### THE PROBLEM
Go through the material and write it all out exactly, minus the pictures.

### EXERCISE DATA
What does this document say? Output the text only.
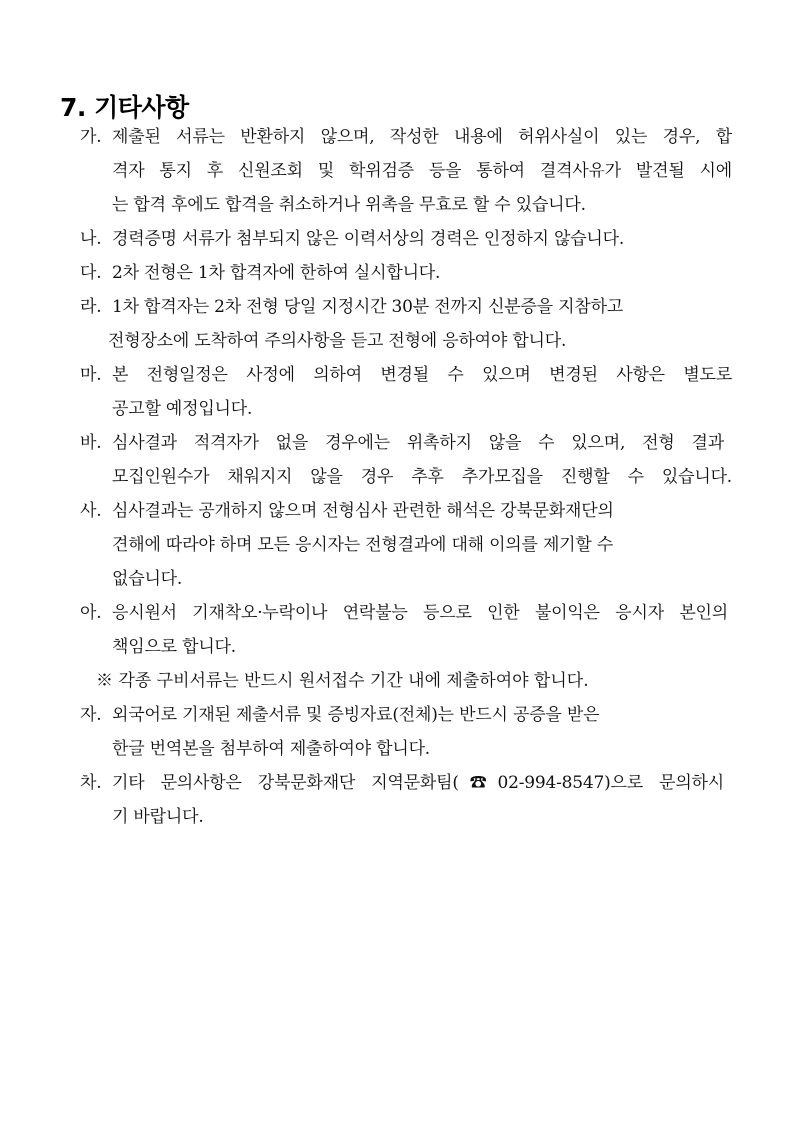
7. 기타사항
가. 제출된 서류는 반환하지 않으며, 작성한 내용에 허위사실이 있는 경우, 합
격자 통지 후 신원조회 및 학위검증 등을 통하여 결격사유가 발견될 시에
는 합격 후에도 합격을 취소하거나 위촉을 무효로 할 수 있습니다.
나. 경력증명 서류가 첨부되지 않은 이력서상의 경력은 인정하지 않습니다.
다. 2차 전형은 1차 합격자에 한하여 실시합니다.
라. 1차 합격자는 2차 전형 당일 지정시간 30분 전까지 신분증을 지참하고
전형장소에 도착하여 주의사항을 듣고 전형에 응하여야 합니다.
마. 본 전형일정은 사정에 의하여 변경될 수 있으며 변경된 사항은 별도로
공고할 예정입니다.
바. 심사결과 적격자가 없을 경우에는 위촉하지 않을 수 있으며, 전형 결과
모집인원수가 채워지지 않을 경우 추후 추가모집을 진행할 수 있습니다.
사. 심사결과는 공개하지 않으며 전형심사 관련한 해석은 강북문화재단의
견해에 따라야 하며 모든 응시자는 전형결과에 대해 이의를 제기할 수
없습니다.
아. 응시원서 기재착오·누락이나 연락불능 등으로 인한 불이익은 응시자 본인의
책임으로 합니다.
※ 각종 구비서류는 반드시 원서접수 기간 내에 제출하여야 합니다.
자. 외국어로 기재된 제출서류 및 증빙자료(전체)는 반드시 공증을 받은
한글 번역본을 첨부하여 제출하여야 합니다.
차. 기타 문의사항은 강북문화재단 지역문화팀(☎02-994-8547)으로 문의하시
기 바랍니다.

### RESPONSE FOR THIS EXERCISE
What does this document say? Output the text only.
7. 기타사항
가. 제출된 서류는 반환하지 않으며, 작성한 내용에 허위사실이 있는 경우, 합
격자 통지 후 신원조회 및 학위검증 등을 통하여 결격사유가 발견될 시에
는 합격 후에도 합격을 취소하거나 위촉을 무효로 할 수 있습니다.
나. 경력증명 서류가 첨부되지 않은 이력서상의 경력은 인정하지 않습니다.
다. 2차 전형은 1차 합격자에 한하여 실시합니다.
라. 1차 합격자는 2차 전형 당일 지정시간 30분 전까지 신분증을 지참하고
전형장소에 도착하여 주의사항을 듣고 전형에 응하여야 합니다.
마. 본 전형일정은 사정에 의하여 변경될 수 있으며 변경된 사항은 별도로
공고할 예정입니다.
바. 심사결과 적격자가 없을 경우에는 위촉하지 않을 수 있으며, 전형 결과
모집인원수가 채워지지 않을 경우 추후 추가모집을 진행할 수 있습니다.
사. 심사결과는 공개하지 않으며 전형심사 관련한 해석은 강북문화재단의
견해에 따라야 하며 모든 응시자는 전형결과에 대해 이의를 제기할 수
없습니다.
아. 응시원서 기재착오·누락이나 연락불능 등으로 인한 불이익은 응시자 본인의
책임으로 합니다.
※ 각종 구비서류는 반드시 원서접수 기간 내에 제출하여야 합니다.
자. 외국어로 기재된 제출서류 및 증빙자료(전체)는 반드시 공증을 받은
한글 번역본을 첨부하여 제출하여야 합니다.
차. 기타 문의사항은 강북문화재단 지역문화팀(☎02-994-8547)으로 문의하시
기 바랍니다.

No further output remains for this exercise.